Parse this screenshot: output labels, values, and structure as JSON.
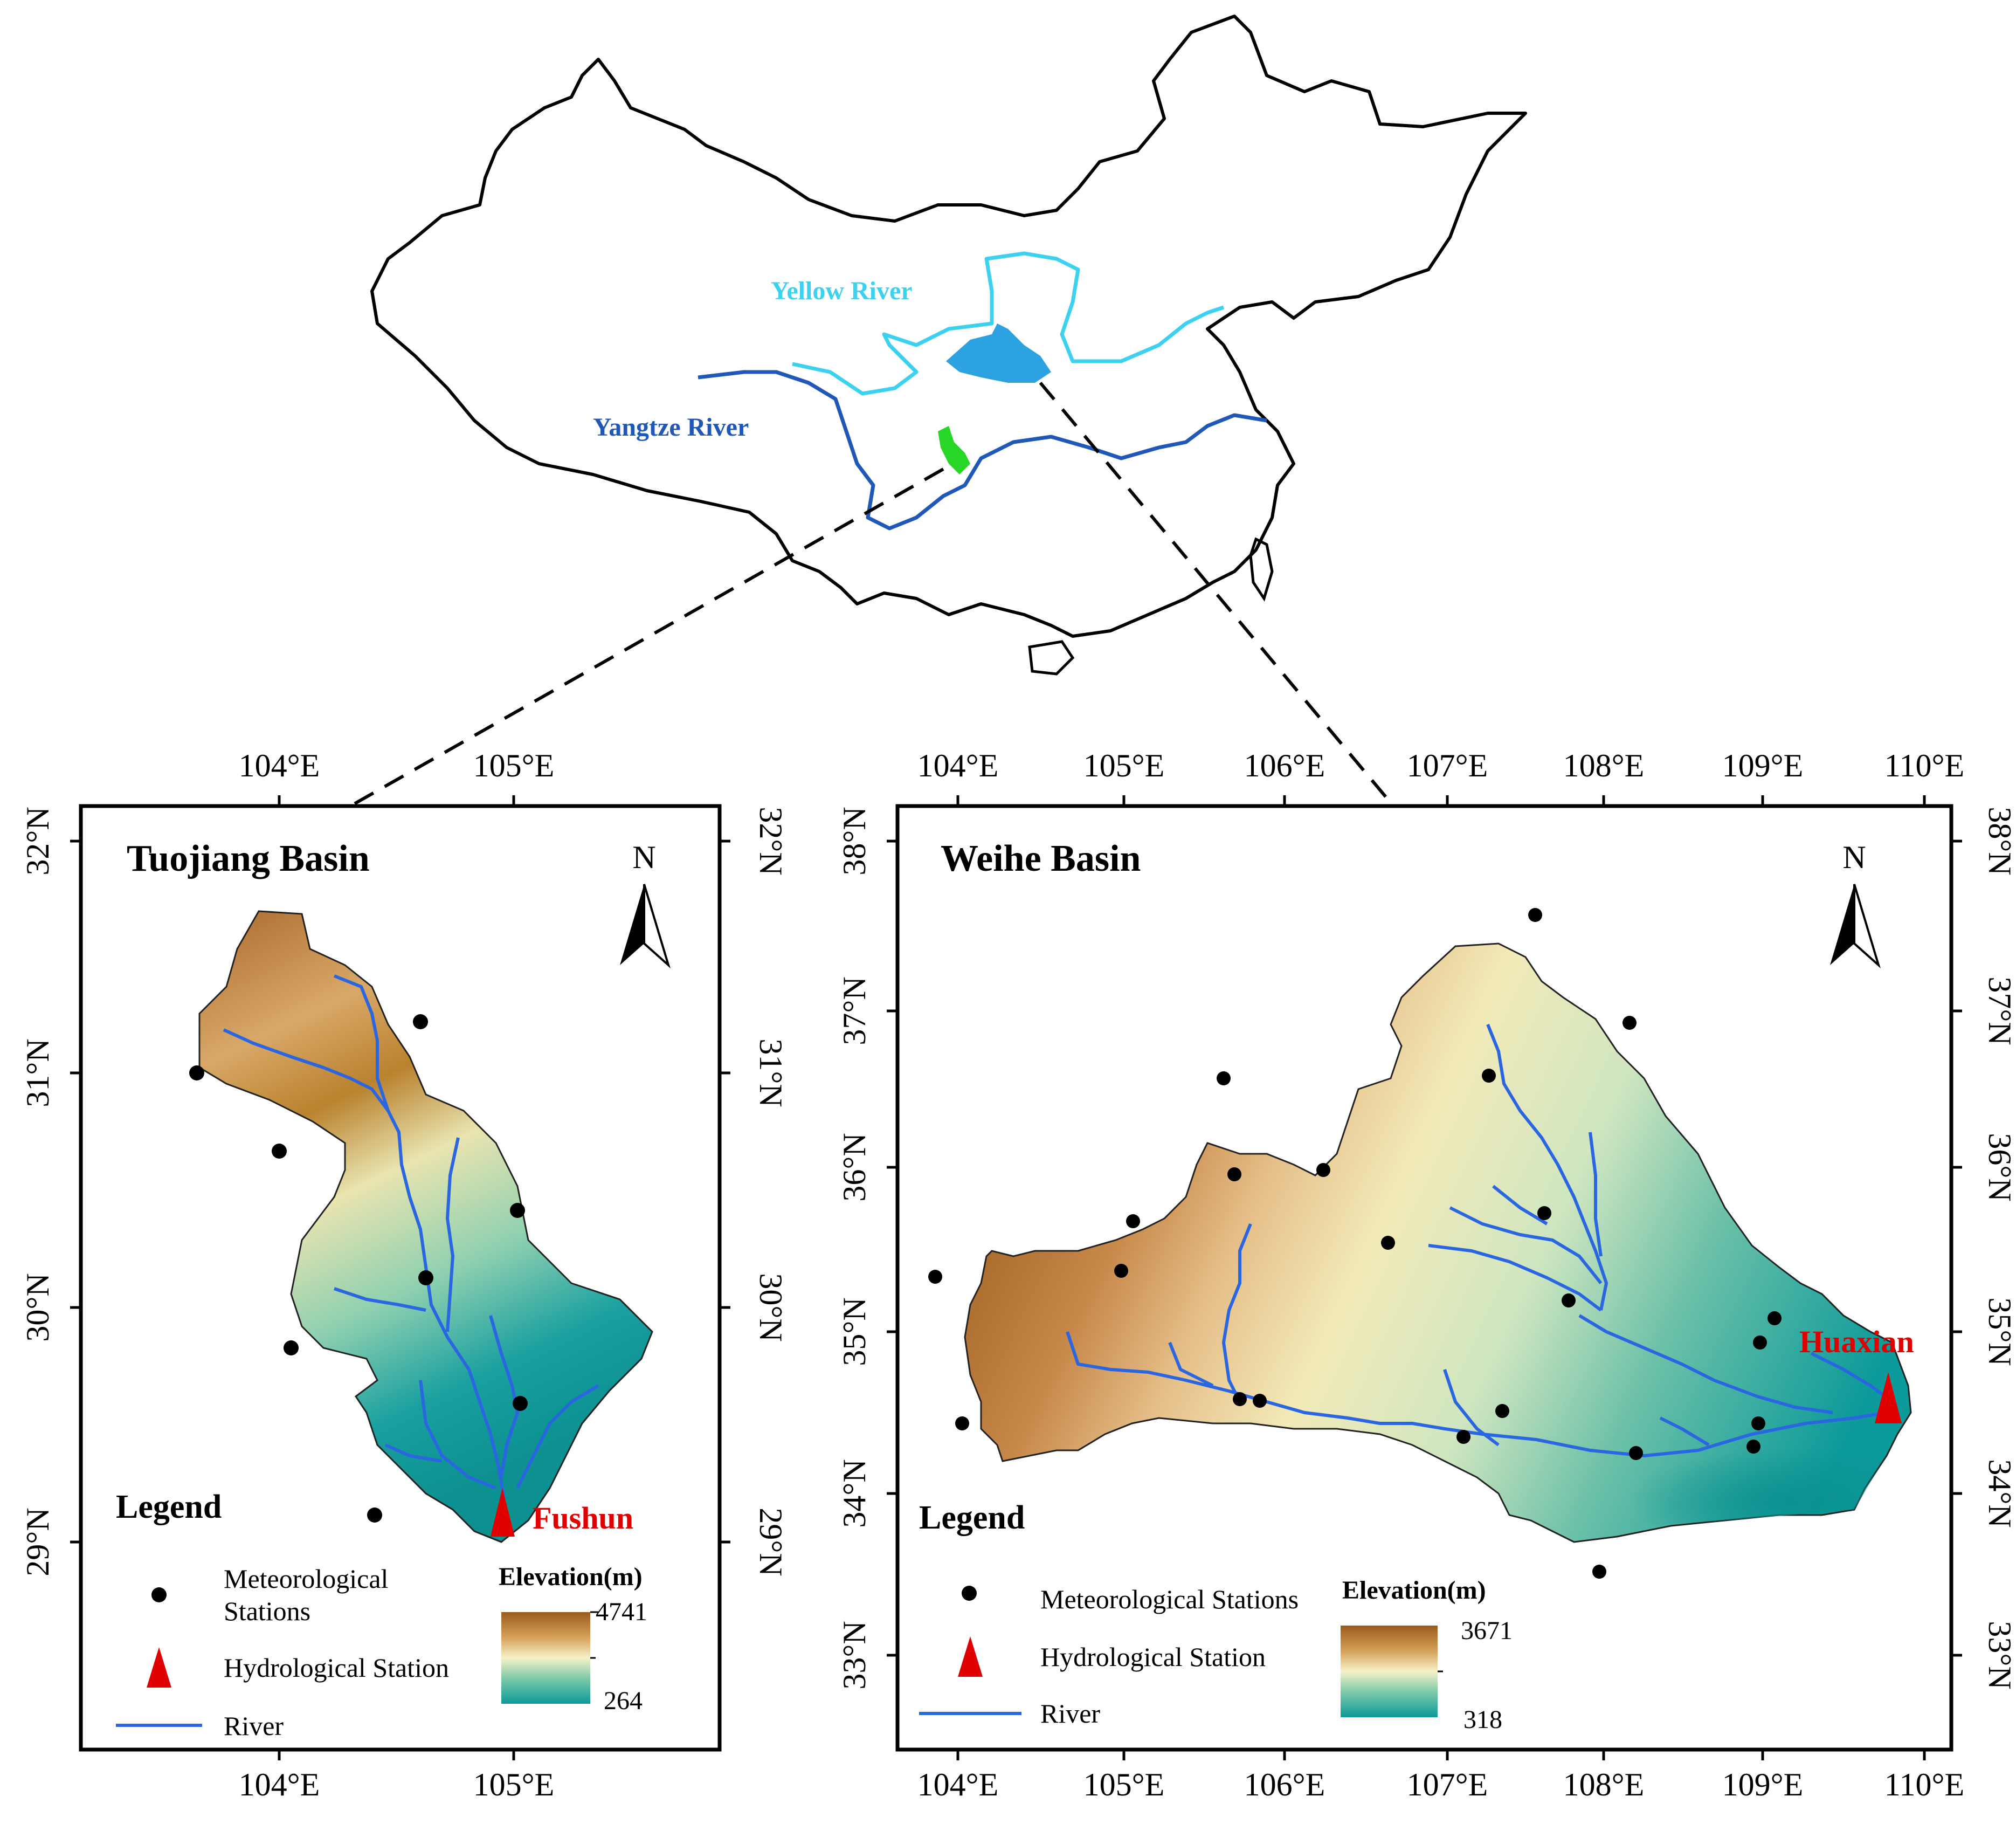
{
  "overview": {
    "yellow_river_label": "Yellow River",
    "yangtze_river_label": "Yangtze River",
    "colors": {
      "yellow_river": "#3dd1f0",
      "yangtze_river": "#1f58b8",
      "weihe_fill": "#2ca2e0",
      "tuojiang_fill": "#28d628"
    }
  },
  "tuojiang": {
    "title": "Tuojiang Basin",
    "north": "N",
    "lon_ticks": [
      "104°E",
      "105°E"
    ],
    "lat_ticks": [
      "32°N",
      "31°N",
      "30°N",
      "29°N"
    ],
    "hydro_station": "Fushun",
    "legend": {
      "title": "Legend",
      "met_line1": "Meteorological",
      "met_line2": "Stations",
      "hydro": "Hydrological Station",
      "river": "River",
      "elev_title": "Elevation(m)",
      "elev_max": "4741",
      "elev_min": "264"
    }
  },
  "weihe": {
    "title": "Weihe Basin",
    "north": "N",
    "lon_ticks": [
      "104°E",
      "105°E",
      "106°E",
      "107°E",
      "108°E",
      "109°E",
      "110°E"
    ],
    "lat_ticks": [
      "38°N",
      "37°N",
      "36°N",
      "35°N",
      "34°N",
      "33°N"
    ],
    "hydro_station": "Huaxian",
    "legend": {
      "title": "Legend",
      "met": "Meteorological Stations",
      "hydro": "Hydrological Station",
      "river": "River",
      "elev_title": "Elevation(m)",
      "elev_max": "3671",
      "elev_min": "318"
    }
  },
  "colors": {
    "elev_high": "#9a5a1c",
    "elev_mid": "#f5f2c8",
    "elev_low": "#0c9a9a",
    "river": "#2a66e0",
    "station_marker": "#e00000"
  }
}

> **Task prompt**
Omit the pictures and give the material again, exactly and in full.

> **Task result**
Parse this screenshot: output labels, values, and structure as JSON.
{
  "overview": {
    "yellow_river_label": "Yellow River",
    "yangtze_river_label": "Yangtze River",
    "colors": {
      "yellow_river": "#3dd1f0",
      "yangtze_river": "#1f58b8",
      "weihe_fill": "#2ca2e0",
      "tuojiang_fill": "#28d628"
    }
  },
  "tuojiang": {
    "title": "Tuojiang Basin",
    "north": "N",
    "lon_ticks": [
      "104°E",
      "105°E"
    ],
    "lat_ticks": [
      "32°N",
      "31°N",
      "30°N",
      "29°N"
    ],
    "hydro_station": "Fushun",
    "legend": {
      "title": "Legend",
      "met_line1": "Meteorological",
      "met_line2": "Stations",
      "hydro": "Hydrological Station",
      "river": "River",
      "elev_title": "Elevation(m)",
      "elev_max": "4741",
      "elev_min": "264"
    }
  },
  "weihe": {
    "title": "Weihe Basin",
    "north": "N",
    "lon_ticks": [
      "104°E",
      "105°E",
      "106°E",
      "107°E",
      "108°E",
      "109°E",
      "110°E"
    ],
    "lat_ticks": [
      "38°N",
      "37°N",
      "36°N",
      "35°N",
      "34°N",
      "33°N"
    ],
    "hydro_station": "Huaxian",
    "legend": {
      "title": "Legend",
      "met": "Meteorological Stations",
      "hydro": "Hydrological Station",
      "river": "River",
      "elev_title": "Elevation(m)",
      "elev_max": "3671",
      "elev_min": "318"
    }
  },
  "colors": {
    "elev_high": "#9a5a1c",
    "elev_mid": "#f5f2c8",
    "elev_low": "#0c9a9a",
    "river": "#2a66e0",
    "station_marker": "#e00000"
  }
}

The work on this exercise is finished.